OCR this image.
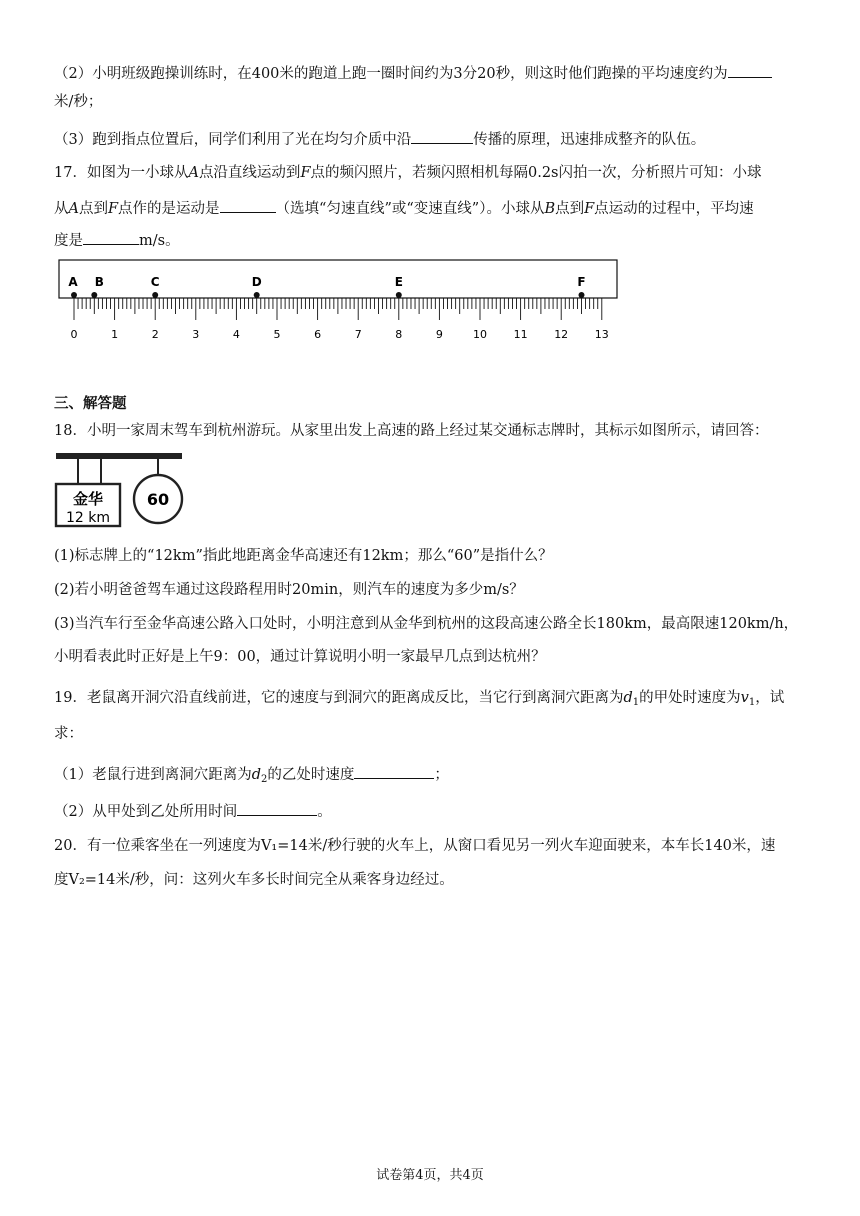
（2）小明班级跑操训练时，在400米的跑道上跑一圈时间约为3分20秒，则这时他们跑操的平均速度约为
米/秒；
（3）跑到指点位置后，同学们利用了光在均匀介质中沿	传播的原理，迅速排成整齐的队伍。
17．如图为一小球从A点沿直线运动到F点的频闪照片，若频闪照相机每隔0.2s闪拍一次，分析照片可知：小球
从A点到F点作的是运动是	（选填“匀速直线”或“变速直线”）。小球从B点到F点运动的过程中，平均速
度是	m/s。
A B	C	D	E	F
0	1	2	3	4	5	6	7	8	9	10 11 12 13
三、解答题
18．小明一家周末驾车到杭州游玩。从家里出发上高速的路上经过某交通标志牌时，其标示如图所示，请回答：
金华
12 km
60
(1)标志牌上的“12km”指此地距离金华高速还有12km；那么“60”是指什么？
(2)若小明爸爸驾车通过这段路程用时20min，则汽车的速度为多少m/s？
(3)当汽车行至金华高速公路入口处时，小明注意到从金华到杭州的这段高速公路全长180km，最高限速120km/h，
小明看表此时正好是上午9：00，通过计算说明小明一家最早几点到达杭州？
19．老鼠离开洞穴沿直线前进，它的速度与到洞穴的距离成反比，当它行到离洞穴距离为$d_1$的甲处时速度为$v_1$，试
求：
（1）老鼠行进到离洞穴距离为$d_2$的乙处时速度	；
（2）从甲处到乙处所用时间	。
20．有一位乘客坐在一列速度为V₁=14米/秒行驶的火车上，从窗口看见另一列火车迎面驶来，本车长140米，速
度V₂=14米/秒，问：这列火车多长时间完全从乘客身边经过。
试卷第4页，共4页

● ● ●

§ **Your goal**:
Leaving the pictures aside, transcribe the entire listing exactly.

§ **Finished task**:
OCR this image.
（2）小明班级跑操训练时，在400米的跑道上跑一圈时间约为3分20秒，则这时他们跑操的平均速度约为
米/秒；
（3）跑到指点位置后，同学们利用了光在均匀介质中沿	传播的原理，迅速排成整齐的队伍。
17．如图为一小球从A点沿直线运动到F点的频闪照片，若频闪照相机每隔0.2s闪拍一次，分析照片可知：小球
从A点到F点作的是运动是	（选填“匀速直线”或“变速直线”）。小球从B点到F点运动的过程中，平均速
度是	m/s。
A B	C	D	E	F
0	1	2	3	4	5	6	7	8	9	10 11 12 13
三、解答题
18．小明一家周末驾车到杭州游玩。从家里出发上高速的路上经过某交通标志牌时，其标示如图所示，请回答：
金华
12 km
60
(1)标志牌上的“12km”指此地距离金华高速还有12km；那么“60”是指什么？
(2)若小明爸爸驾车通过这段路程用时20min，则汽车的速度为多少m/s？
(3)当汽车行至金华高速公路入口处时，小明注意到从金华到杭州的这段高速公路全长180km，最高限速120km/h，
小明看表此时正好是上午9：00，通过计算说明小明一家最早几点到达杭州？
19．老鼠离开洞穴沿直线前进，它的速度与到洞穴的距离成反比，当它行到离洞穴距离为$d_1$的甲处时速度为$v_1$，试
求：
（1）老鼠行进到离洞穴距离为$d_2$的乙处时速度	；
（2）从甲处到乙处所用时间	。
20．有一位乘客坐在一列速度为V₁=14米/秒行驶的火车上，从窗口看见另一列火车迎面驶来，本车长140米，速
度V₂=14米/秒，问：这列火车多长时间完全从乘客身边经过。
试卷第4页，共4页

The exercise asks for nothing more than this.